Each entry below is to be printed verbatim.

++++

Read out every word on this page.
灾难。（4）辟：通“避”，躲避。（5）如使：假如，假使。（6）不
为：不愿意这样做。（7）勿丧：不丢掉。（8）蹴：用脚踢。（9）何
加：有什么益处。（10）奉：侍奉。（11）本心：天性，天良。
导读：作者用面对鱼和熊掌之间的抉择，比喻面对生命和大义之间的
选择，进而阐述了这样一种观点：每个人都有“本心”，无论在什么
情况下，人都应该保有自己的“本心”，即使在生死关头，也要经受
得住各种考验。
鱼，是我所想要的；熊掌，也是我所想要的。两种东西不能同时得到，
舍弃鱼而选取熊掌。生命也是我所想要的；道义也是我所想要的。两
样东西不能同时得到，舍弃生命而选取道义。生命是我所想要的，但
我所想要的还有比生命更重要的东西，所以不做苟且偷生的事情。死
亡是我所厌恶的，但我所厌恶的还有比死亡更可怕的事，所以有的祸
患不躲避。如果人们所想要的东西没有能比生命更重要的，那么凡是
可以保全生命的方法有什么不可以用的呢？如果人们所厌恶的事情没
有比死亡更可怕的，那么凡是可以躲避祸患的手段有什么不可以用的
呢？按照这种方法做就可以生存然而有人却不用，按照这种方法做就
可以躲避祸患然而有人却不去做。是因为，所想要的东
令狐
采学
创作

++++

Answer to this exercise:
Read out every word on this page.
灾难。（4）辟：通“避”，躲避。（5）如使：假如，假使。（6）不
为：不愿意这样做。（7）勿丧：不丢掉。（8）蹴：用脚踢。（9）何
加：有什么益处。（10）奉：侍奉。（11）本心：天性，天良。
导读：作者用面对鱼和熊掌之间的抉择，比喻面对生命和大义之间的
选择，进而阐述了这样一种观点：每个人都有“本心”，无论在什么
情况下，人都应该保有自己的“本心”，即使在生死关头，也要经受
得住各种考验。
鱼，是我所想要的；熊掌，也是我所想要的。两种东西不能同时得到，
舍弃鱼而选取熊掌。生命也是我所想要的；道义也是我所想要的。两
样东西不能同时得到，舍弃生命而选取道义。生命是我所想要的，但
我所想要的还有比生命更重要的东西，所以不做苟且偷生的事情。死
亡是我所厌恶的，但我所厌恶的还有比死亡更可怕的事，所以有的祸
患不躲避。如果人们所想要的东西没有能比生命更重要的，那么凡是
可以保全生命的方法有什么不可以用的呢？如果人们所厌恶的事情没
有比死亡更可怕的，那么凡是可以躲避祸患的手段有什么不可以用的
呢？按照这种方法做就可以生存然而有人却不用，按照这种方法做就
可以躲避祸患然而有人却不去做。是因为，所想要的东
令狐
采学
创作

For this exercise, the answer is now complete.